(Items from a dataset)
☆ ☆ ☆ ☆

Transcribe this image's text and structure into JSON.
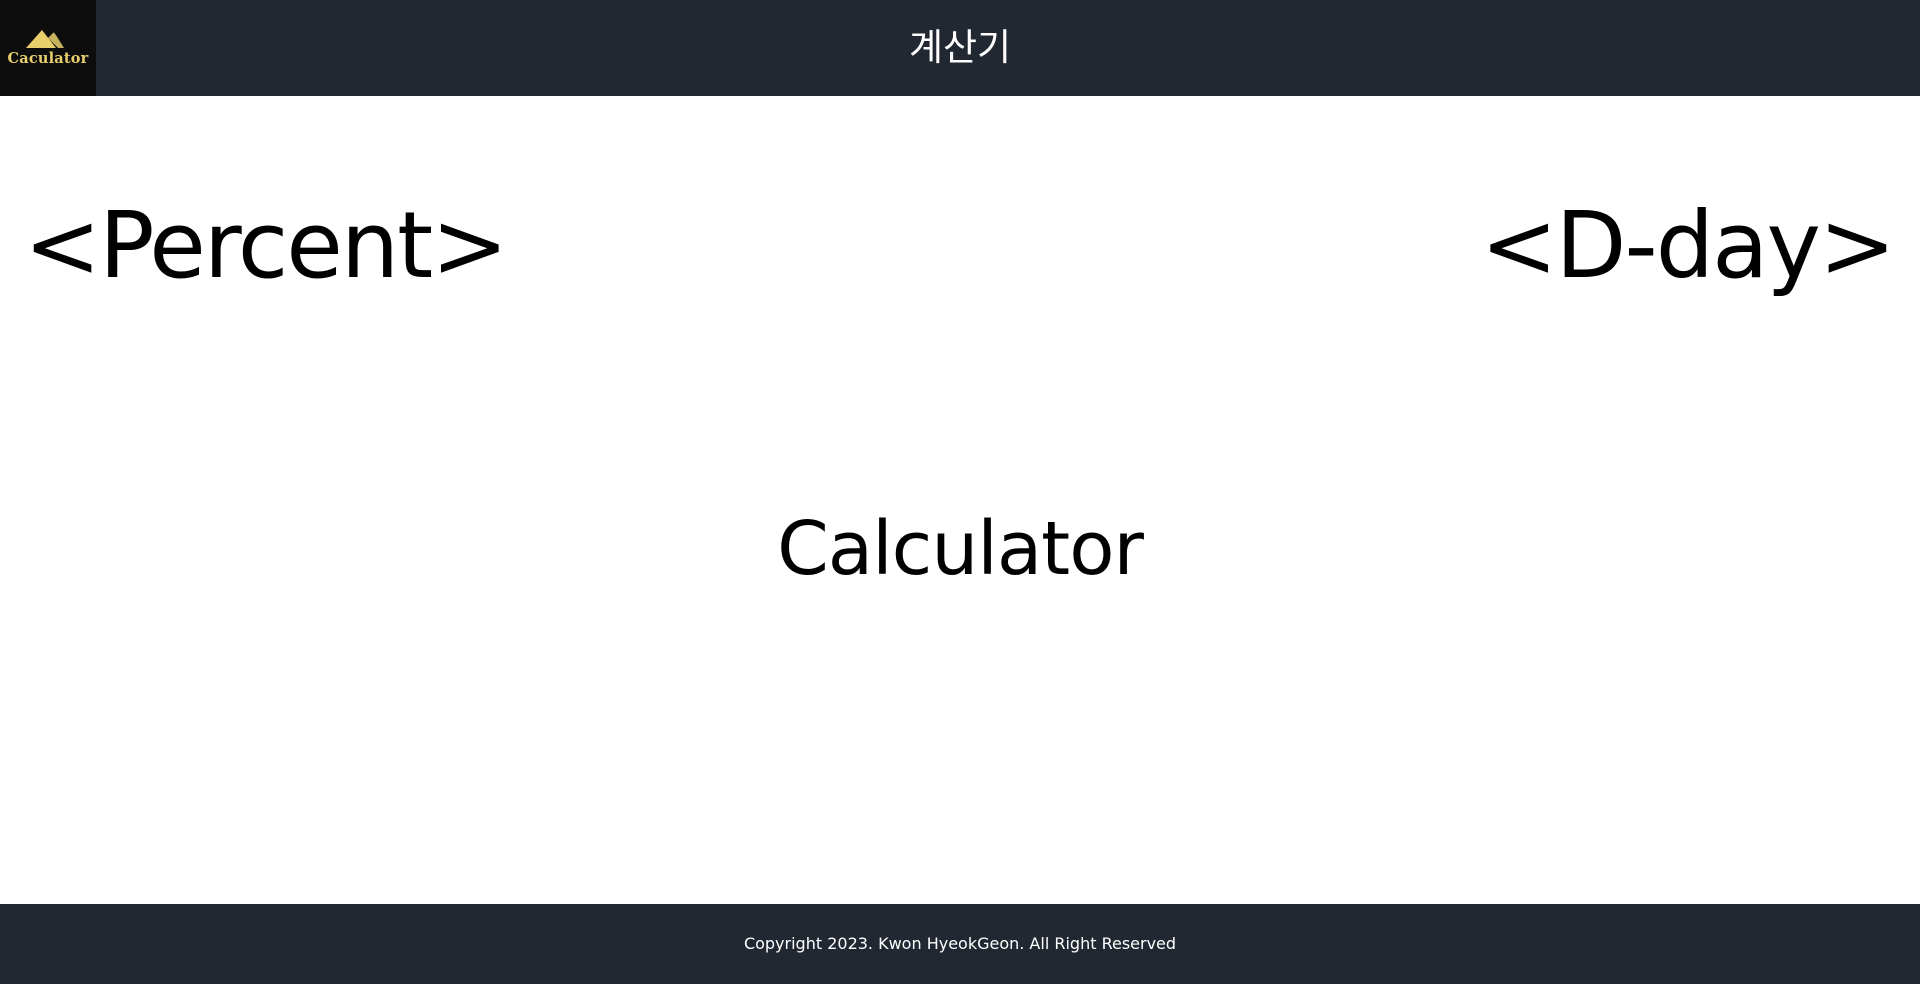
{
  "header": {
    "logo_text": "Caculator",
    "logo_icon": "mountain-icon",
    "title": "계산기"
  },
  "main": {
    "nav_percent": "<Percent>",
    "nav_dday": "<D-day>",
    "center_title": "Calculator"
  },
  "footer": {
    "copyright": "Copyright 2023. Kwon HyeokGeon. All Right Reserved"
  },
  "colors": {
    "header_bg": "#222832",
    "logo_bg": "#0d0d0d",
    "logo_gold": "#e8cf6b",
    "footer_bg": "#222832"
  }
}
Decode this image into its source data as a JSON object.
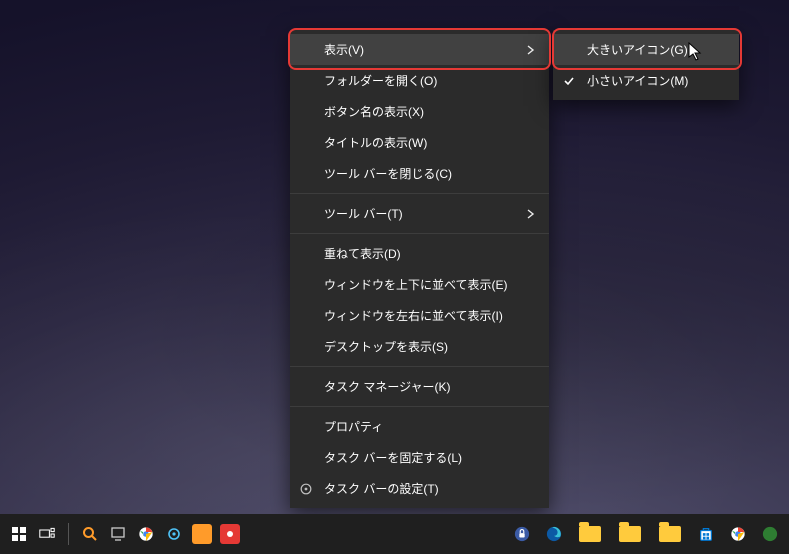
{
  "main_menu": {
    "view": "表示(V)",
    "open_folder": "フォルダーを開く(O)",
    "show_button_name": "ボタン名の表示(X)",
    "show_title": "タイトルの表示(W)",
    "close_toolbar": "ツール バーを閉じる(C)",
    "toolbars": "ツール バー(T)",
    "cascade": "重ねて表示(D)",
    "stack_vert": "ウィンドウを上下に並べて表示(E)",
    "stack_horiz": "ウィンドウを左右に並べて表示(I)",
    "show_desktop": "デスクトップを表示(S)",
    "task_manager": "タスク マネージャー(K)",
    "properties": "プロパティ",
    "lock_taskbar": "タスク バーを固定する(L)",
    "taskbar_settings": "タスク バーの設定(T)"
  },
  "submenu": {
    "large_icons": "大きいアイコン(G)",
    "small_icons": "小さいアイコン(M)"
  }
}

☆ ☆ ☆ ☆

• [Goal] Set down the complete material exactly, but do not include the images.

• [Complete response]
Transcribe this image's text and structure into JSON.
{
  "header": {
    "logo_text": "Caculator",
    "logo_icon": "mountain-icon",
    "title": "계산기"
  },
  "main": {
    "nav_percent": "<Percent>",
    "nav_dday": "<D-day>",
    "center_title": "Calculator"
  },
  "footer": {
    "copyright": "Copyright 2023. Kwon HyeokGeon. All Right Reserved"
  },
  "colors": {
    "header_bg": "#222832",
    "logo_bg": "#0d0d0d",
    "logo_gold": "#e8cf6b",
    "footer_bg": "#222832"
  }
}
Decode this image into its source data as a JSON object.
{
  "main_menu": {
    "view": "表示(V)",
    "open_folder": "フォルダーを開く(O)",
    "show_button_name": "ボタン名の表示(X)",
    "show_title": "タイトルの表示(W)",
    "close_toolbar": "ツール バーを閉じる(C)",
    "toolbars": "ツール バー(T)",
    "cascade": "重ねて表示(D)",
    "stack_vert": "ウィンドウを上下に並べて表示(E)",
    "stack_horiz": "ウィンドウを左右に並べて表示(I)",
    "show_desktop": "デスクトップを表示(S)",
    "task_manager": "タスク マネージャー(K)",
    "properties": "プロパティ",
    "lock_taskbar": "タスク バーを固定する(L)",
    "taskbar_settings": "タスク バーの設定(T)"
  },
  "submenu": {
    "large_icons": "大きいアイコン(G)",
    "small_icons": "小さいアイコン(M)"
  }
}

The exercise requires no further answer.